Saved data entries

···

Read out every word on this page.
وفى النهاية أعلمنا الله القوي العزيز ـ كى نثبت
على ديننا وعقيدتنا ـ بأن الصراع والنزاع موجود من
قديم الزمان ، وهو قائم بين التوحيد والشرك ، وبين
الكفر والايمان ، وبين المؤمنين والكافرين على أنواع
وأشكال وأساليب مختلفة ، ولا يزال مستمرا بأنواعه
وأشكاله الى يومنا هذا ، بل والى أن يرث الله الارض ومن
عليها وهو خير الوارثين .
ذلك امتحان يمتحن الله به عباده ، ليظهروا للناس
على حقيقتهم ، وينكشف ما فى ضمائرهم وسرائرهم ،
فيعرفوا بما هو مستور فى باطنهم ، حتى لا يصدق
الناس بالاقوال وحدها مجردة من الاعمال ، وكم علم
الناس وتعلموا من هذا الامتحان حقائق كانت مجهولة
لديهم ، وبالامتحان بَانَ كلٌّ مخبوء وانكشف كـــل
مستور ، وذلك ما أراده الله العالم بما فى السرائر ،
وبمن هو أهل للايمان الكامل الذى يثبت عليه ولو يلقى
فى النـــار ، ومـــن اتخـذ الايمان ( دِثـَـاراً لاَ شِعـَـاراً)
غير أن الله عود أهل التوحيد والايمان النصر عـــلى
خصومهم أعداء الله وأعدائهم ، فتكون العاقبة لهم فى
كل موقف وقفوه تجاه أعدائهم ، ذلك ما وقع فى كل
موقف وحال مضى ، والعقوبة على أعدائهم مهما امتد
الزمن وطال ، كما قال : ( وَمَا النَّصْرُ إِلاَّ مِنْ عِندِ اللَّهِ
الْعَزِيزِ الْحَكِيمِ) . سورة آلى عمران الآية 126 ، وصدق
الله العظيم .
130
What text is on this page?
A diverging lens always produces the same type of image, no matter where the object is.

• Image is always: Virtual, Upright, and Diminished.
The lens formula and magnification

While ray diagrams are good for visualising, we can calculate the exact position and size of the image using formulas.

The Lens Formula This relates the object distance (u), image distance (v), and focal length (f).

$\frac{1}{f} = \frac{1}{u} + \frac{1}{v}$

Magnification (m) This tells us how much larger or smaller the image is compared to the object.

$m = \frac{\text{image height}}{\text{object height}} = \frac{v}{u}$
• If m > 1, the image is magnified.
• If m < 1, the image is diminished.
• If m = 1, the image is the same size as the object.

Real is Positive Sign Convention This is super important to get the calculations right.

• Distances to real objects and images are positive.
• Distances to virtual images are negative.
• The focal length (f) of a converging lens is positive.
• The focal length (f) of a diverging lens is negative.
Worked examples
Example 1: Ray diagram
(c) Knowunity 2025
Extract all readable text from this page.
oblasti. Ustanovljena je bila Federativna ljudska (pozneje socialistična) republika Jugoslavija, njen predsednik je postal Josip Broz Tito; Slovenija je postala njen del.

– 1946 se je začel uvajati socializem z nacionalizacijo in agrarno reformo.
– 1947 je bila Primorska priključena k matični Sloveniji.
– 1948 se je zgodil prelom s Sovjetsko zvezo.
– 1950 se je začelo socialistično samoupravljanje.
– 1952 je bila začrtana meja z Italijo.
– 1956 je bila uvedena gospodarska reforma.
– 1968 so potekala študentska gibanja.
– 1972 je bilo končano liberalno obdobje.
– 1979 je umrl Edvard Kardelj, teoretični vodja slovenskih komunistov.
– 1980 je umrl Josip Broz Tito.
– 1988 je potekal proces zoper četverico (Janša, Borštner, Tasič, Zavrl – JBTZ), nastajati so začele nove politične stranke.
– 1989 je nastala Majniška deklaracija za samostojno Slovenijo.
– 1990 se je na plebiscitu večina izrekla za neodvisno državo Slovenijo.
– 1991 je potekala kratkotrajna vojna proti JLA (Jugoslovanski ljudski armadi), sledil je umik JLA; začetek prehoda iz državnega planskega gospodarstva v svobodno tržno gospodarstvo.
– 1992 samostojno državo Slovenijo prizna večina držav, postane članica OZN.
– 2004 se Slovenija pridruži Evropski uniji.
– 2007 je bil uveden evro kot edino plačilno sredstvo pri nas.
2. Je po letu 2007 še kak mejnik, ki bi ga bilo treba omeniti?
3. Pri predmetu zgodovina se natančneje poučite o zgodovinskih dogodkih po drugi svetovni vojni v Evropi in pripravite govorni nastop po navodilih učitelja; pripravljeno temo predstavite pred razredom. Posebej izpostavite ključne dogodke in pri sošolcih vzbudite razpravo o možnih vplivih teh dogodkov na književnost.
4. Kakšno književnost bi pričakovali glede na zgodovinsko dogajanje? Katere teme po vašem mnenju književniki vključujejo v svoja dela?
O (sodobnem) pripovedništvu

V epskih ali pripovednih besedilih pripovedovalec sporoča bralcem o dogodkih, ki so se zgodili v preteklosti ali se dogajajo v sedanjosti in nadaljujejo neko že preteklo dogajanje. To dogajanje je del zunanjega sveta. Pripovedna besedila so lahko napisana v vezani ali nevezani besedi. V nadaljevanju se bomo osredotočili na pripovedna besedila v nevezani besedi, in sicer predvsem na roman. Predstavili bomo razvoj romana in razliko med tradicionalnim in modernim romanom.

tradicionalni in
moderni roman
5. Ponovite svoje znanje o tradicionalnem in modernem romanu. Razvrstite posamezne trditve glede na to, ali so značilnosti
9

···

Stated problem
Write the material out again in its entirety, exactly as shown.

Exercise solution
Read out every word on this page.
وفى النهاية أعلمنا الله القوي العزيز ـ كى نثبت
على ديننا وعقيدتنا ـ بأن الصراع والنزاع موجود من
قديم الزمان ، وهو قائم بين التوحيد والشرك ، وبين
الكفر والايمان ، وبين المؤمنين والكافرين على أنواع
وأشكال وأساليب مختلفة ، ولا يزال مستمرا بأنواعه
وأشكاله الى يومنا هذا ، بل والى أن يرث الله الارض ومن
عليها وهو خير الوارثين .
ذلك امتحان يمتحن الله به عباده ، ليظهروا للناس
على حقيقتهم ، وينكشف ما فى ضمائرهم وسرائرهم ،
فيعرفوا بما هو مستور فى باطنهم ، حتى لا يصدق
الناس بالاقوال وحدها مجردة من الاعمال ، وكم علم
الناس وتعلموا من هذا الامتحان حقائق كانت مجهولة
لديهم ، وبالامتحان بَانَ كلٌّ مخبوء وانكشف كـــل
مستور ، وذلك ما أراده الله العالم بما فى السرائر ،
وبمن هو أهل للايمان الكامل الذى يثبت عليه ولو يلقى
فى النـــار ، ومـــن اتخـذ الايمان ( دِثـَـاراً لاَ شِعـَـاراً)
غير أن الله عود أهل التوحيد والايمان النصر عـــلى
خصومهم أعداء الله وأعدائهم ، فتكون العاقبة لهم فى
كل موقف وقفوه تجاه أعدائهم ، ذلك ما وقع فى كل
موقف وحال مضى ، والعقوبة على أعدائهم مهما امتد
الزمن وطال ، كما قال : ( وَمَا النَّصْرُ إِلاَّ مِنْ عِندِ اللَّهِ
الْعَزِيزِ الْحَكِيمِ) . سورة آلى عمران الآية 126 ، وصدق
الله العظيم .
130
What text is on this page?
A diverging lens always produces the same type of image, no matter where the object is.

• Image is always: Virtual, Upright, and Diminished.
The lens formula and magnification

While ray diagrams are good for visualising, we can calculate the exact position and size of the image using formulas.

The Lens Formula This relates the object distance (u), image distance (v), and focal length (f).

$\frac{1}{f} = \frac{1}{u} + \frac{1}{v}$

Magnification (m) This tells us how much larger or smaller the image is compared to the object.

$m = \frac{\text{image height}}{\text{object height}} = \frac{v}{u}$
• If m > 1, the image is magnified.
• If m < 1, the image is diminished.
• If m = 1, the image is the same size as the object.

Real is Positive Sign Convention This is super important to get the calculations right.

• Distances to real objects and images are positive.
• Distances to virtual images are negative.
• The focal length (f) of a converging lens is positive.
• The focal length (f) of a diverging lens is negative.
Worked examples
Example 1: Ray diagram
(c) Knowunity 2025
Extract all readable text from this page.
oblasti. Ustanovljena je bila Federativna ljudska (pozneje socialistična) republika Jugoslavija, njen predsednik je postal Josip Broz Tito; Slovenija je postala njen del.

– 1946 se je začel uvajati socializem z nacionalizacijo in agrarno reformo.
– 1947 je bila Primorska priključena k matični Sloveniji.
– 1948 se je zgodil prelom s Sovjetsko zvezo.
– 1950 se je začelo socialistično samoupravljanje.
– 1952 je bila začrtana meja z Italijo.
– 1956 je bila uvedena gospodarska reforma.
– 1968 so potekala študentska gibanja.
– 1972 je bilo končano liberalno obdobje.
– 1979 je umrl Edvard Kardelj, teoretični vodja slovenskih komunistov.
– 1980 je umrl Josip Broz Tito.
– 1988 je potekal proces zoper četverico (Janša, Borštner, Tasič, Zavrl – JBTZ), nastajati so začele nove politične stranke.
– 1989 je nastala Majniška deklaracija za samostojno Slovenijo.
– 1990 se je na plebiscitu večina izrekla za neodvisno državo Slovenijo.
– 1991 je potekala kratkotrajna vojna proti JLA (Jugoslovanski ljudski armadi), sledil je umik JLA; začetek prehoda iz državnega planskega gospodarstva v svobodno tržno gospodarstvo.
– 1992 samostojno državo Slovenijo prizna večina držav, postane članica OZN.
– 2004 se Slovenija pridruži Evropski uniji.
– 2007 je bil uveden evro kot edino plačilno sredstvo pri nas.
2. Je po letu 2007 še kak mejnik, ki bi ga bilo treba omeniti?
3. Pri predmetu zgodovina se natančneje poučite o zgodovinskih dogodkih po drugi svetovni vojni v Evropi in pripravite govorni nastop po navodilih učitelja; pripravljeno temo predstavite pred razredom. Posebej izpostavite ključne dogodke in pri sošolcih vzbudite razpravo o možnih vplivih teh dogodkov na književnost.
4. Kakšno književnost bi pričakovali glede na zgodovinsko dogajanje? Katere teme po vašem mnenju književniki vključujejo v svoja dela?
O (sodobnem) pripovedništvu

V epskih ali pripovednih besedilih pripovedovalec sporoča bralcem o dogodkih, ki so se zgodili v preteklosti ali se dogajajo v sedanjosti in nadaljujejo neko že preteklo dogajanje. To dogajanje je del zunanjega sveta. Pripovedna besedila so lahko napisana v vezani ali nevezani besedi. V nadaljevanju se bomo osredotočili na pripovedna besedila v nevezani besedi, in sicer predvsem na roman. Predstavili bomo razvoj romana in razliko med tradicionalnim in modernim romanom.

tradicionalni in
moderni roman
5. Ponovite svoje znanje o tradicionalnem in modernem romanu. Razvrstite posamezne trditve glede na to, ali so značilnosti
9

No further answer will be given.